** Task objective **
What is the number of lines containing the word "screenshot"? Please answer with that number and nothing more.

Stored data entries
* start *
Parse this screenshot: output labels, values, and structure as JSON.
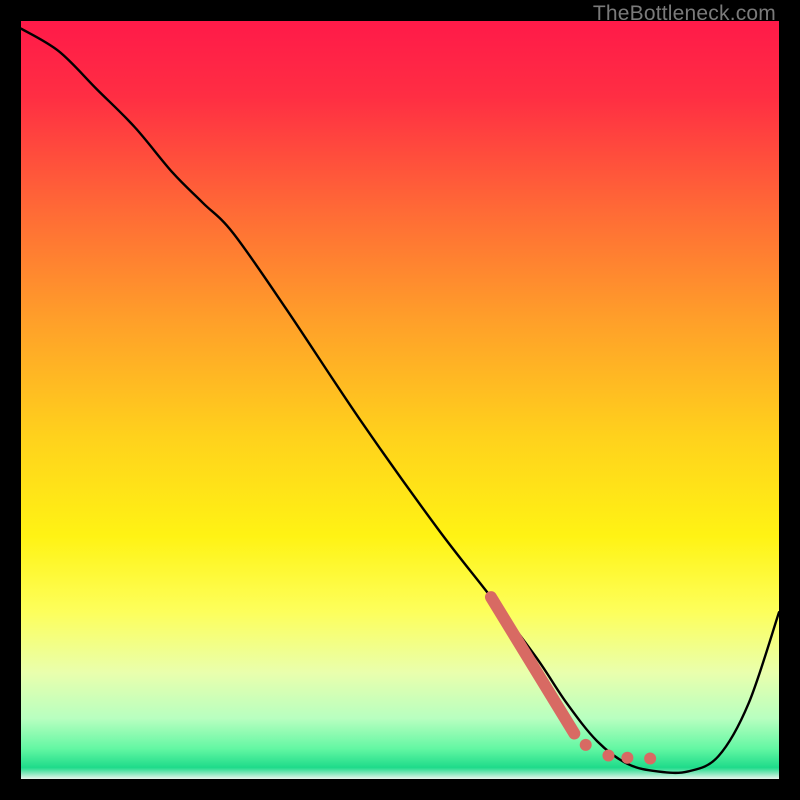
{
  "watermark": "TheBottleneck.com",
  "chart_data": {
    "type": "line",
    "title": "",
    "xlabel": "",
    "ylabel": "",
    "xlim": [
      0,
      100
    ],
    "ylim": [
      0,
      100
    ],
    "background_gradient": {
      "stops": [
        {
          "offset": 0.0,
          "color": "#ff1a49"
        },
        {
          "offset": 0.1,
          "color": "#ff2e43"
        },
        {
          "offset": 0.25,
          "color": "#ff6a36"
        },
        {
          "offset": 0.4,
          "color": "#ffa129"
        },
        {
          "offset": 0.55,
          "color": "#ffd21c"
        },
        {
          "offset": 0.68,
          "color": "#fff314"
        },
        {
          "offset": 0.78,
          "color": "#fdff5c"
        },
        {
          "offset": 0.86,
          "color": "#e9ffad"
        },
        {
          "offset": 0.92,
          "color": "#b8ffc0"
        },
        {
          "offset": 0.96,
          "color": "#63f7a3"
        },
        {
          "offset": 0.985,
          "color": "#1edb8a"
        },
        {
          "offset": 1.0,
          "color": "#e8f5ed"
        }
      ]
    },
    "series": [
      {
        "name": "curve",
        "x": [
          0,
          5,
          10,
          15,
          20,
          24,
          28,
          35,
          45,
          55,
          62,
          68,
          72,
          76,
          80,
          84,
          88,
          92,
          96,
          100
        ],
        "y": [
          99,
          96,
          91,
          86,
          80,
          76,
          72,
          62,
          47,
          33,
          24,
          16,
          10,
          5,
          2,
          1,
          1,
          3,
          10,
          22
        ]
      }
    ],
    "highlight_segment": {
      "name": "highlight-slope",
      "color": "#d86a63",
      "points": [
        {
          "x": 62,
          "y": 24
        },
        {
          "x": 73,
          "y": 6
        }
      ],
      "width": 12
    },
    "highlight_dots": {
      "name": "highlight-dots",
      "color": "#d86a63",
      "r": 6,
      "points": [
        {
          "x": 74.5,
          "y": 4.5
        },
        {
          "x": 77.5,
          "y": 3.1
        },
        {
          "x": 80.0,
          "y": 2.8
        },
        {
          "x": 83.0,
          "y": 2.7
        }
      ]
    }
  }
}
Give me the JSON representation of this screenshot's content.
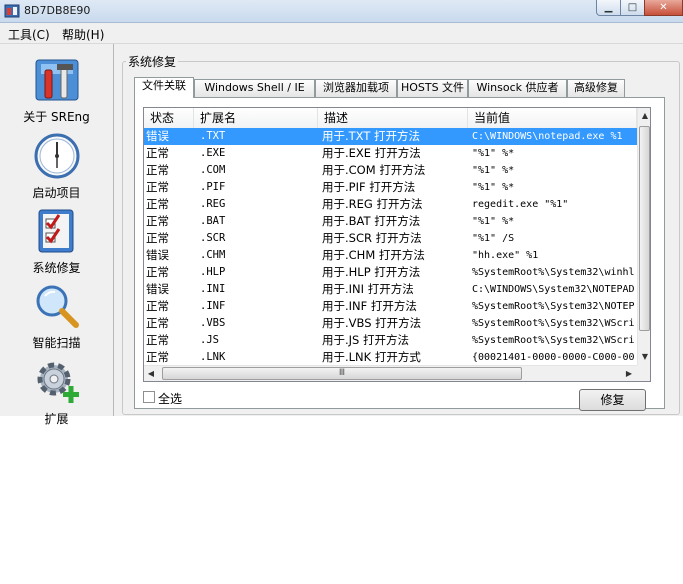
{
  "window": {
    "title": "8D7DB8E90"
  },
  "menu": {
    "tools": "工具(C)",
    "help": "帮助(H)"
  },
  "sidebar": {
    "items": [
      {
        "label": "关于 SREng",
        "icon": "tools-icon"
      },
      {
        "label": "启动项目",
        "icon": "clock-icon"
      },
      {
        "label": "系统修复",
        "icon": "checklist-icon"
      },
      {
        "label": "智能扫描",
        "icon": "magnifier-icon"
      },
      {
        "label": "扩展",
        "icon": "gear-plus-icon"
      }
    ]
  },
  "main": {
    "group_title": "系统修复",
    "tabs": [
      {
        "label": "文件关联",
        "active": true
      },
      {
        "label": "Windows Shell / IE"
      },
      {
        "label": "浏览器加载项"
      },
      {
        "label": "HOSTS 文件"
      },
      {
        "label": "Winsock 供应者"
      },
      {
        "label": "高级修复"
      }
    ],
    "list": {
      "columns": [
        "状态",
        "扩展名",
        "描述",
        "当前值"
      ],
      "rows": [
        {
          "status": "错误",
          "ext": ".TXT",
          "desc": "用于.TXT 打开方法",
          "value": "C:\\WINDOWS\\notepad.exe %1",
          "selected": true
        },
        {
          "status": "正常",
          "ext": ".EXE",
          "desc": "用于.EXE 打开方法",
          "value": "\"%1\" %*"
        },
        {
          "status": "正常",
          "ext": ".COM",
          "desc": "用于.COM 打开方法",
          "value": "\"%1\" %*"
        },
        {
          "status": "正常",
          "ext": ".PIF",
          "desc": "用于.PIF 打开方法",
          "value": "\"%1\" %*"
        },
        {
          "status": "正常",
          "ext": ".REG",
          "desc": "用于.REG 打开方法",
          "value": "regedit.exe \"%1\""
        },
        {
          "status": "正常",
          "ext": ".BAT",
          "desc": "用于.BAT 打开方法",
          "value": "\"%1\" %*"
        },
        {
          "status": "正常",
          "ext": ".SCR",
          "desc": "用于.SCR 打开方法",
          "value": "\"%1\" /S"
        },
        {
          "status": "错误",
          "ext": ".CHM",
          "desc": "用于.CHM 打开方法",
          "value": "\"hh.exe\" %1"
        },
        {
          "status": "正常",
          "ext": ".HLP",
          "desc": "用于.HLP 打开方法",
          "value": "%SystemRoot%\\System32\\winhl"
        },
        {
          "status": "错误",
          "ext": ".INI",
          "desc": "用于.INI 打开方法",
          "value": "C:\\WINDOWS\\System32\\NOTEPAD"
        },
        {
          "status": "正常",
          "ext": ".INF",
          "desc": "用于.INF 打开方法",
          "value": "%SystemRoot%\\System32\\NOTEP"
        },
        {
          "status": "正常",
          "ext": ".VBS",
          "desc": "用于.VBS 打开方法",
          "value": "%SystemRoot%\\System32\\WScri"
        },
        {
          "status": "正常",
          "ext": ".JS",
          "desc": "用于.JS 打开方法",
          "value": "%SystemRoot%\\System32\\WScri"
        },
        {
          "status": "正常",
          "ext": ".LNK",
          "desc": "用于.LNK 打开方式",
          "value": "{00021401-0000-0000-C000-00"
        }
      ]
    },
    "select_all_label": "全选",
    "repair_button": "修复",
    "scroll_grip": "Ⅲ"
  },
  "colors": {
    "selection": "#3399ff",
    "titlebar": "#c9daee",
    "panel": "#f0f0f0"
  }
}
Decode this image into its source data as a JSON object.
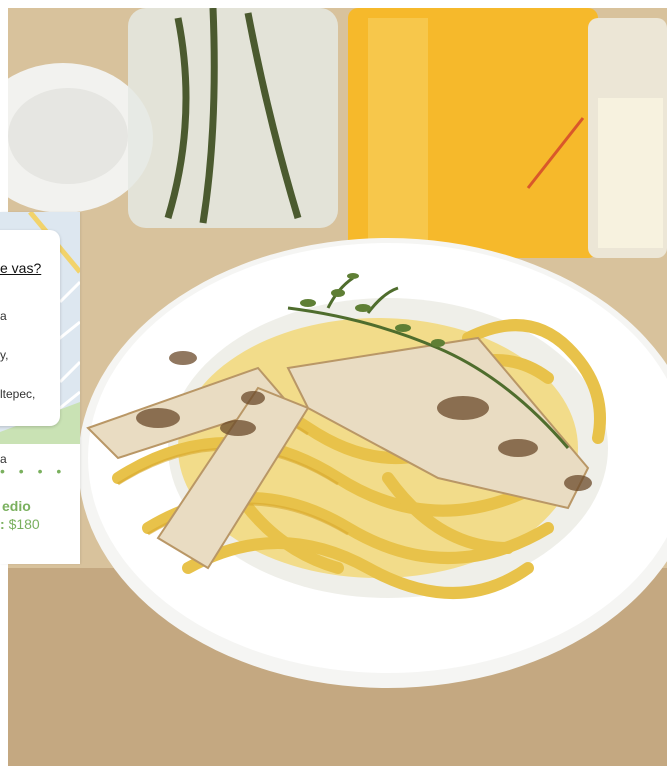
{
  "location_card": {
    "question": "e vas?",
    "address_lines": [
      "a",
      "y,",
      "ltepec,",
      "",
      "a"
    ]
  },
  "plan": {
    "dots": "• • • •",
    "name": "edio",
    "price_prefix": ":",
    "price": "$180"
  },
  "colors": {
    "accent_green": "#7ab05e",
    "map_blue": "#dde7f0",
    "map_green": "#c9e2b4",
    "sauce_yellow": "#e8c24a"
  },
  "icons": [
    "map-background"
  ]
}
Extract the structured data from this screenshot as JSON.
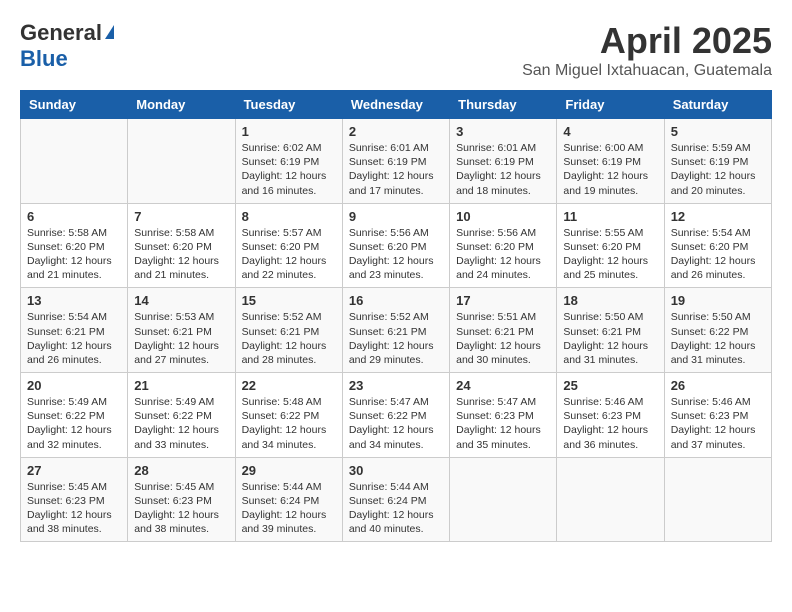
{
  "logo": {
    "general": "General",
    "blue": "Blue"
  },
  "title": "April 2025",
  "subtitle": "San Miguel Ixtahuacan, Guatemala",
  "days": [
    "Sunday",
    "Monday",
    "Tuesday",
    "Wednesday",
    "Thursday",
    "Friday",
    "Saturday"
  ],
  "weeks": [
    [
      {
        "day": "",
        "info": ""
      },
      {
        "day": "",
        "info": ""
      },
      {
        "day": "1",
        "info": "Sunrise: 6:02 AM\nSunset: 6:19 PM\nDaylight: 12 hours and 16 minutes."
      },
      {
        "day": "2",
        "info": "Sunrise: 6:01 AM\nSunset: 6:19 PM\nDaylight: 12 hours and 17 minutes."
      },
      {
        "day": "3",
        "info": "Sunrise: 6:01 AM\nSunset: 6:19 PM\nDaylight: 12 hours and 18 minutes."
      },
      {
        "day": "4",
        "info": "Sunrise: 6:00 AM\nSunset: 6:19 PM\nDaylight: 12 hours and 19 minutes."
      },
      {
        "day": "5",
        "info": "Sunrise: 5:59 AM\nSunset: 6:19 PM\nDaylight: 12 hours and 20 minutes."
      }
    ],
    [
      {
        "day": "6",
        "info": "Sunrise: 5:58 AM\nSunset: 6:20 PM\nDaylight: 12 hours and 21 minutes."
      },
      {
        "day": "7",
        "info": "Sunrise: 5:58 AM\nSunset: 6:20 PM\nDaylight: 12 hours and 21 minutes."
      },
      {
        "day": "8",
        "info": "Sunrise: 5:57 AM\nSunset: 6:20 PM\nDaylight: 12 hours and 22 minutes."
      },
      {
        "day": "9",
        "info": "Sunrise: 5:56 AM\nSunset: 6:20 PM\nDaylight: 12 hours and 23 minutes."
      },
      {
        "day": "10",
        "info": "Sunrise: 5:56 AM\nSunset: 6:20 PM\nDaylight: 12 hours and 24 minutes."
      },
      {
        "day": "11",
        "info": "Sunrise: 5:55 AM\nSunset: 6:20 PM\nDaylight: 12 hours and 25 minutes."
      },
      {
        "day": "12",
        "info": "Sunrise: 5:54 AM\nSunset: 6:20 PM\nDaylight: 12 hours and 26 minutes."
      }
    ],
    [
      {
        "day": "13",
        "info": "Sunrise: 5:54 AM\nSunset: 6:21 PM\nDaylight: 12 hours and 26 minutes."
      },
      {
        "day": "14",
        "info": "Sunrise: 5:53 AM\nSunset: 6:21 PM\nDaylight: 12 hours and 27 minutes."
      },
      {
        "day": "15",
        "info": "Sunrise: 5:52 AM\nSunset: 6:21 PM\nDaylight: 12 hours and 28 minutes."
      },
      {
        "day": "16",
        "info": "Sunrise: 5:52 AM\nSunset: 6:21 PM\nDaylight: 12 hours and 29 minutes."
      },
      {
        "day": "17",
        "info": "Sunrise: 5:51 AM\nSunset: 6:21 PM\nDaylight: 12 hours and 30 minutes."
      },
      {
        "day": "18",
        "info": "Sunrise: 5:50 AM\nSunset: 6:21 PM\nDaylight: 12 hours and 31 minutes."
      },
      {
        "day": "19",
        "info": "Sunrise: 5:50 AM\nSunset: 6:22 PM\nDaylight: 12 hours and 31 minutes."
      }
    ],
    [
      {
        "day": "20",
        "info": "Sunrise: 5:49 AM\nSunset: 6:22 PM\nDaylight: 12 hours and 32 minutes."
      },
      {
        "day": "21",
        "info": "Sunrise: 5:49 AM\nSunset: 6:22 PM\nDaylight: 12 hours and 33 minutes."
      },
      {
        "day": "22",
        "info": "Sunrise: 5:48 AM\nSunset: 6:22 PM\nDaylight: 12 hours and 34 minutes."
      },
      {
        "day": "23",
        "info": "Sunrise: 5:47 AM\nSunset: 6:22 PM\nDaylight: 12 hours and 34 minutes."
      },
      {
        "day": "24",
        "info": "Sunrise: 5:47 AM\nSunset: 6:23 PM\nDaylight: 12 hours and 35 minutes."
      },
      {
        "day": "25",
        "info": "Sunrise: 5:46 AM\nSunset: 6:23 PM\nDaylight: 12 hours and 36 minutes."
      },
      {
        "day": "26",
        "info": "Sunrise: 5:46 AM\nSunset: 6:23 PM\nDaylight: 12 hours and 37 minutes."
      }
    ],
    [
      {
        "day": "27",
        "info": "Sunrise: 5:45 AM\nSunset: 6:23 PM\nDaylight: 12 hours and 38 minutes."
      },
      {
        "day": "28",
        "info": "Sunrise: 5:45 AM\nSunset: 6:23 PM\nDaylight: 12 hours and 38 minutes."
      },
      {
        "day": "29",
        "info": "Sunrise: 5:44 AM\nSunset: 6:24 PM\nDaylight: 12 hours and 39 minutes."
      },
      {
        "day": "30",
        "info": "Sunrise: 5:44 AM\nSunset: 6:24 PM\nDaylight: 12 hours and 40 minutes."
      },
      {
        "day": "",
        "info": ""
      },
      {
        "day": "",
        "info": ""
      },
      {
        "day": "",
        "info": ""
      }
    ]
  ]
}
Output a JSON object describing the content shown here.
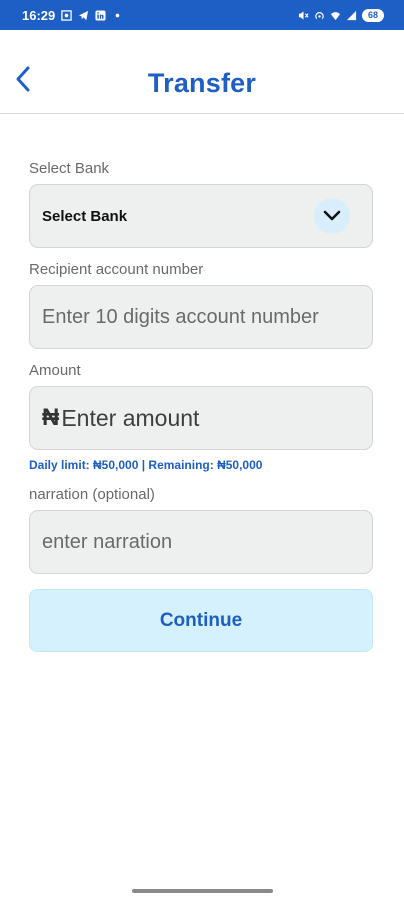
{
  "status_bar": {
    "time": "16:29",
    "battery": "68",
    "icons": [
      "screenshot-icon",
      "telegram-icon",
      "linkedin-icon",
      "dot-icon",
      "mute-icon",
      "hotspot-icon",
      "wifi-icon",
      "signal-icon",
      "battery-icon"
    ]
  },
  "header": {
    "title": "Transfer",
    "back_icon": "chevron-left-icon"
  },
  "form": {
    "bank": {
      "label": "Select Bank",
      "value": "Select Bank",
      "dropdown_icon": "chevron-down-icon"
    },
    "account": {
      "label": "Recipient account number",
      "placeholder": "Enter 10 digits account number"
    },
    "amount": {
      "label": "Amount",
      "currency_symbol": "₦",
      "placeholder": "Enter amount",
      "limit_text": "Daily limit: ₦50,000 | Remaining: ₦50,000"
    },
    "narration": {
      "label": "narration (optional)",
      "placeholder": "enter narration"
    }
  },
  "continue_label": "Continue",
  "colors": {
    "primary": "#1d5fc4",
    "button_bg": "#d4f1fd",
    "field_bg": "#eef0f0"
  }
}
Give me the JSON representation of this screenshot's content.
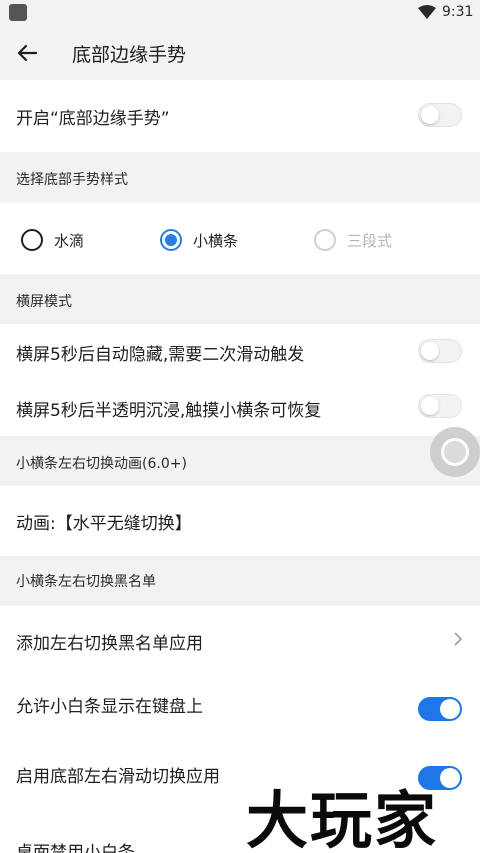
{
  "status": {
    "time": "9:31"
  },
  "appbar": {
    "title": "底部边缘手势"
  },
  "main_toggle": {
    "label": "开启“底部边缘手势”",
    "on": false
  },
  "section_style": {
    "title": "选择底部手势样式"
  },
  "radios": [
    {
      "label": "水滴",
      "checked": false,
      "disabled": false
    },
    {
      "label": "小横条",
      "checked": true,
      "disabled": false
    },
    {
      "label": "三段式",
      "checked": false,
      "disabled": true
    }
  ],
  "section_landscape": {
    "title": "横屏模式"
  },
  "landscape_items": [
    {
      "label": "横屏5秒后自动隐藏,需要二次滑动触发",
      "on": false
    },
    {
      "label": "横屏5秒后半透明沉浸,触摸小横条可恢复",
      "on": false
    }
  ],
  "section_anim": {
    "title": "小横条左右切换动画(6.0+)"
  },
  "anim_item": {
    "label": "动画:【水平无缝切换】"
  },
  "section_blacklist": {
    "title": "小横条左右切换黑名单"
  },
  "blacklist_item": {
    "label": "添加左右切换黑名单应用"
  },
  "keyboard_item": {
    "label": "允许小白条显示在键盘上",
    "on": true
  },
  "swipe_item": {
    "label": "启用底部左右滑动切换应用",
    "on": true
  },
  "desktop_item": {
    "label": "桌面禁用小白条"
  },
  "watermark": {
    "text": "大玩家"
  },
  "colors": {
    "accent": "#1f76e6",
    "section_bg": "#f2f2f2"
  }
}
* end *
** Task result **
5